Reproduce each of the following lines verbatim.
-- START EXERCISE INPUT --
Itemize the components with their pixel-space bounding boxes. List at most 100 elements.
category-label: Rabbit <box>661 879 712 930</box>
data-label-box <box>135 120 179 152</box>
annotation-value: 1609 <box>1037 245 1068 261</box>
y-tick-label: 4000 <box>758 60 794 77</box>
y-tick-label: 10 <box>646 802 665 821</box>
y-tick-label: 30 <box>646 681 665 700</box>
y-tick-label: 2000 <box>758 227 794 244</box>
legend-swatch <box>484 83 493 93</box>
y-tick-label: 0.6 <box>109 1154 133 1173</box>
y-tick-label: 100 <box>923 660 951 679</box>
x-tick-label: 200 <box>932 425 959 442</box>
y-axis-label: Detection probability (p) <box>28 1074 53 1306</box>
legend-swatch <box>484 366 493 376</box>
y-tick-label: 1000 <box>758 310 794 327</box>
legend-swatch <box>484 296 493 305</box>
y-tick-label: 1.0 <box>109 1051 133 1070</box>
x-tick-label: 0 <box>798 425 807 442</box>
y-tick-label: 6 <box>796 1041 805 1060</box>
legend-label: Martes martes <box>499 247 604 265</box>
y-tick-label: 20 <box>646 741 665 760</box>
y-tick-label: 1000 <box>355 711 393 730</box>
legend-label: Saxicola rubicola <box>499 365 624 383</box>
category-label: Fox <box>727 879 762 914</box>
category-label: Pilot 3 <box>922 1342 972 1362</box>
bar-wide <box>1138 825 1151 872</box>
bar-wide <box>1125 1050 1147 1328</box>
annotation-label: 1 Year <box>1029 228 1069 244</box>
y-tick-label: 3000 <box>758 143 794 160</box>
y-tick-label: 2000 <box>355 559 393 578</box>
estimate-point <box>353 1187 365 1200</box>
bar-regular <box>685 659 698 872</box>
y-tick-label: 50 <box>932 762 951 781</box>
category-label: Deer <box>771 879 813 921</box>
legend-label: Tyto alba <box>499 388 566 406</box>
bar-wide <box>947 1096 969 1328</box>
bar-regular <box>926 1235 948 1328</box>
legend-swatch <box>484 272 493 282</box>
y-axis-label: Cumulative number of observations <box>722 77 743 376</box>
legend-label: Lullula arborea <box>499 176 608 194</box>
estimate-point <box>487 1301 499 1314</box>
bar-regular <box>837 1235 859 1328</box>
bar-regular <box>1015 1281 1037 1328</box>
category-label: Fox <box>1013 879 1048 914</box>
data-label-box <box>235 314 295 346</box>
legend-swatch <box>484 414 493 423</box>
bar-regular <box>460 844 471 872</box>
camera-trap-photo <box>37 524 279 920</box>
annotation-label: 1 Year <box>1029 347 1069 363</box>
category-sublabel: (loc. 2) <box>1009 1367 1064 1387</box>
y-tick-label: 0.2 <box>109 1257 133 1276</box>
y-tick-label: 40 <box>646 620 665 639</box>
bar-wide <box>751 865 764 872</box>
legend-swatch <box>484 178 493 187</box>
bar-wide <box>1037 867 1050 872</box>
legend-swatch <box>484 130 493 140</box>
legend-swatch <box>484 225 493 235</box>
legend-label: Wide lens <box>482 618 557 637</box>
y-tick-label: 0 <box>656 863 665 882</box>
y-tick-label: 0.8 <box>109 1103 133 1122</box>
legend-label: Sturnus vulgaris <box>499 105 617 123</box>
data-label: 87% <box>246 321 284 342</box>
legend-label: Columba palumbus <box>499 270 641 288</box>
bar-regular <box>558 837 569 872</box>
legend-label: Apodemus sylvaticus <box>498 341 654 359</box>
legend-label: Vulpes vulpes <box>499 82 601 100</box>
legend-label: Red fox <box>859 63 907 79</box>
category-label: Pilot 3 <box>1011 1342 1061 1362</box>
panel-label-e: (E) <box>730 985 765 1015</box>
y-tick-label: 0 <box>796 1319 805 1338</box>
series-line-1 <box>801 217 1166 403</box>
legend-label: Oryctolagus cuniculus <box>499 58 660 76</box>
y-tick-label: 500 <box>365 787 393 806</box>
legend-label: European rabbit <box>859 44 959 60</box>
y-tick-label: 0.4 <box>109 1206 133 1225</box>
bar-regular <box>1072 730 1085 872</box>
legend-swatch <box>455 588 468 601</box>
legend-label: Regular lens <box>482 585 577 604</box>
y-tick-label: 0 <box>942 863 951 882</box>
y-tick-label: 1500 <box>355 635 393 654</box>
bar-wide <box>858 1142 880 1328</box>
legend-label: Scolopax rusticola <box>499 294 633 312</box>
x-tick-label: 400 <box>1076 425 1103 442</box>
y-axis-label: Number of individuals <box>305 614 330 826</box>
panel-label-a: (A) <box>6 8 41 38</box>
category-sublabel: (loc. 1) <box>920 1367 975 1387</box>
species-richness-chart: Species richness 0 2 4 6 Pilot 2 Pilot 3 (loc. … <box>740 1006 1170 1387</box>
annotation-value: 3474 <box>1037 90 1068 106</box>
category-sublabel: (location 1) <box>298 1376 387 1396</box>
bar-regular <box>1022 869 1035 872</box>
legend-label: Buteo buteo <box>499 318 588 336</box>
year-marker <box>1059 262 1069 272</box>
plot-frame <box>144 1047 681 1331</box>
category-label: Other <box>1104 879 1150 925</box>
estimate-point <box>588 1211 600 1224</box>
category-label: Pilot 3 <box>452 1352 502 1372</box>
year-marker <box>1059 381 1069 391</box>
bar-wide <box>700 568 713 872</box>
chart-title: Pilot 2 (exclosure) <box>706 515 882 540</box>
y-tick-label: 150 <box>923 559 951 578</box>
-- END EXERCISE INPUT --
● **REPLY**
Itemize the components with their pixel-space bounding boxes. List at most 100 elements.
category-label: Rabbit <box>661 879 712 930</box>
data-label-box <box>135 120 179 152</box>
annotation-value: 1609 <box>1037 245 1068 261</box>
y-tick-label: 4000 <box>758 60 794 77</box>
y-tick-label: 10 <box>646 802 665 821</box>
y-tick-label: 30 <box>646 681 665 700</box>
y-tick-label: 2000 <box>758 227 794 244</box>
legend-swatch <box>484 83 493 93</box>
y-tick-label: 0.6 <box>109 1154 133 1173</box>
y-tick-label: 100 <box>923 660 951 679</box>
x-tick-label: 200 <box>932 425 959 442</box>
y-axis-label: Detection probability (p) <box>28 1074 53 1306</box>
legend-swatch <box>484 366 493 376</box>
y-tick-label: 1000 <box>758 310 794 327</box>
legend-swatch <box>484 296 493 305</box>
y-tick-label: 1.0 <box>109 1051 133 1070</box>
x-tick-label: 0 <box>798 425 807 442</box>
y-tick-label: 6 <box>796 1041 805 1060</box>
legend-label: Martes martes <box>499 247 604 265</box>
y-tick-label: 20 <box>646 741 665 760</box>
y-tick-label: 1000 <box>355 711 393 730</box>
legend-label: Saxicola rubicola <box>499 365 624 383</box>
category-label: Fox <box>727 879 762 914</box>
category-label: Pilot 3 <box>922 1342 972 1362</box>
bar-wide <box>1138 825 1151 872</box>
bar-wide <box>1125 1050 1147 1328</box>
annotation-label: 1 Year <box>1029 228 1069 244</box>
y-tick-label: 3000 <box>758 143 794 160</box>
y-tick-label: 2000 <box>355 559 393 578</box>
estimate-point <box>353 1187 365 1200</box>
bar-regular <box>685 659 698 872</box>
y-tick-label: 50 <box>932 762 951 781</box>
category-label: Deer <box>771 879 813 921</box>
legend-label: Tyto alba <box>499 388 566 406</box>
bar-wide <box>947 1096 969 1328</box>
bar-regular <box>926 1235 948 1328</box>
legend-swatch <box>484 272 493 282</box>
y-axis-label: Cumulative number of observations <box>722 77 743 376</box>
legend-label: Lullula arborea <box>499 176 608 194</box>
estimate-point <box>487 1301 499 1314</box>
bar-regular <box>837 1235 859 1328</box>
bar-regular <box>1015 1281 1037 1328</box>
category-label: Fox <box>1013 879 1048 914</box>
data-label-box <box>235 314 295 346</box>
legend-swatch <box>484 414 493 423</box>
bar-regular <box>460 844 471 872</box>
camera-trap-photo <box>37 524 279 920</box>
annotation-label: 1 Year <box>1029 347 1069 363</box>
category-sublabel: (loc. 2) <box>1009 1367 1064 1387</box>
y-tick-label: 0.2 <box>109 1257 133 1276</box>
y-tick-label: 40 <box>646 620 665 639</box>
bar-wide <box>751 865 764 872</box>
legend-swatch <box>484 178 493 187</box>
bar-wide <box>1037 867 1050 872</box>
legend-swatch <box>484 130 493 140</box>
legend-swatch <box>484 225 493 235</box>
legend-label: Wide lens <box>482 618 557 637</box>
y-tick-label: 0 <box>656 863 665 882</box>
y-tick-label: 0.8 <box>109 1103 133 1122</box>
legend-label: Sturnus vulgaris <box>499 105 617 123</box>
data-label: 87% <box>246 321 284 342</box>
legend-label: Columba palumbus <box>499 270 641 288</box>
bar-regular <box>558 837 569 872</box>
legend-label: Apodemus sylvaticus <box>498 341 654 359</box>
legend-label: Vulpes vulpes <box>499 82 601 100</box>
legend-label: Red fox <box>859 63 907 79</box>
category-label: Pilot 3 <box>1011 1342 1061 1362</box>
panel-label-e: (E) <box>730 985 765 1015</box>
y-tick-label: 0 <box>796 1319 805 1338</box>
series-line-1 <box>801 217 1166 403</box>
legend-label: Oryctolagus cuniculus <box>499 58 660 76</box>
y-tick-label: 500 <box>365 787 393 806</box>
legend-label: European rabbit <box>859 44 959 60</box>
y-tick-label: 0.4 <box>109 1206 133 1225</box>
bar-regular <box>1072 730 1085 872</box>
legend-swatch <box>455 588 468 601</box>
legend-label: Regular lens <box>482 585 577 604</box>
y-tick-label: 0 <box>942 863 951 882</box>
y-tick-label: 1500 <box>355 635 393 654</box>
bar-wide <box>858 1142 880 1328</box>
legend-label: Scolopax rusticola <box>499 294 633 312</box>
x-tick-label: 400 <box>1076 425 1103 442</box>
y-axis-label: Number of individuals <box>305 614 330 826</box>
panel-label-a: (A) <box>6 8 41 38</box>
category-sublabel: (loc. 1) <box>920 1367 975 1387</box>
species-richness-chart: Species richness 0 2 4 6 Pilot 2 Pilot 3 (loc. … <box>740 1006 1170 1387</box>
annotation-value: 3474 <box>1037 90 1068 106</box>
category-sublabel: (location 1) <box>298 1376 387 1396</box>
bar-regular <box>1022 869 1035 872</box>
legend-label: Buteo buteo <box>499 318 588 336</box>
year-marker <box>1059 262 1069 272</box>
plot-frame <box>144 1047 681 1331</box>
category-label: Other <box>1104 879 1150 925</box>
estimate-point <box>588 1211 600 1224</box>
category-label: Pilot 3 <box>452 1352 502 1372</box>
year-marker <box>1059 381 1069 391</box>
bar-wide <box>700 568 713 872</box>
chart-title: Pilot 2 (exclosure) <box>706 515 882 540</box>
y-tick-label: 150 <box>923 559 951 578</box>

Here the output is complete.